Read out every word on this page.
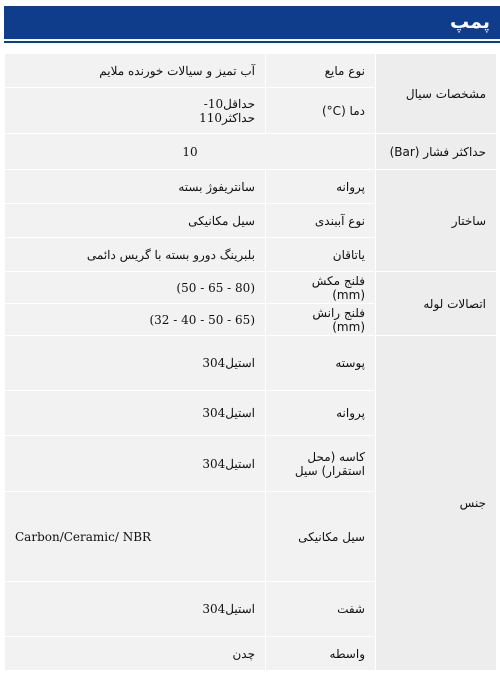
پمپ
مشخصات سیال	نوع مایع	آب تمیز و سیالات خورنده ملایم
	دما (C°)	حداقل10-
حداکثر110

حداکثر فشار (Bar)	10	
ساختار	پروانه	سانتریفوژ بسته
	نوع آببندی	سیل مکانیکی
	یاتاقان	بلبرینگ دورو بسته با گریس دائمی
اتصالات لوله	فلنج مکش (mm)	(80 - 65 - 50)
	فلنج رانش (mm)	(65 - 50 - 40 - 32)
جنس	پوسته	استیل304
	پروانه	استیل304
	کاسه (محل استقرار) سیل	استیل304
	سیل مکانیکی	Carbon/Ceramic/ NBR
	شفت	استیل304
	واسطه	چدن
+++++
WRITTEN EXERCISE: Output a faithful copy of the data, with each picture left out.

RESULT OF THIS TASK:
Read out every word on this page.
پمپ
مشخصات سیال	نوع مایع	آب تمیز و سیالات خورنده ملایم
	دما (C°)	حداقل10-
حداکثر110

حداکثر فشار (Bar)	10	
ساختار	پروانه	سانتریفوژ بسته
	نوع آببندی	سیل مکانیکی
	یاتاقان	بلبرینگ دورو بسته با گریس دائمی
اتصالات لوله	فلنج مکش (mm)	(80 - 65 - 50)
	فلنج رانش (mm)	(65 - 50 - 40 - 32)
جنس	پوسته	استیل304
	پروانه	استیل304
	کاسه (محل استقرار) سیل	استیل304
	سیل مکانیکی	Carbon/Ceramic/ NBR
	شفت	استیل304
	واسطه	چدن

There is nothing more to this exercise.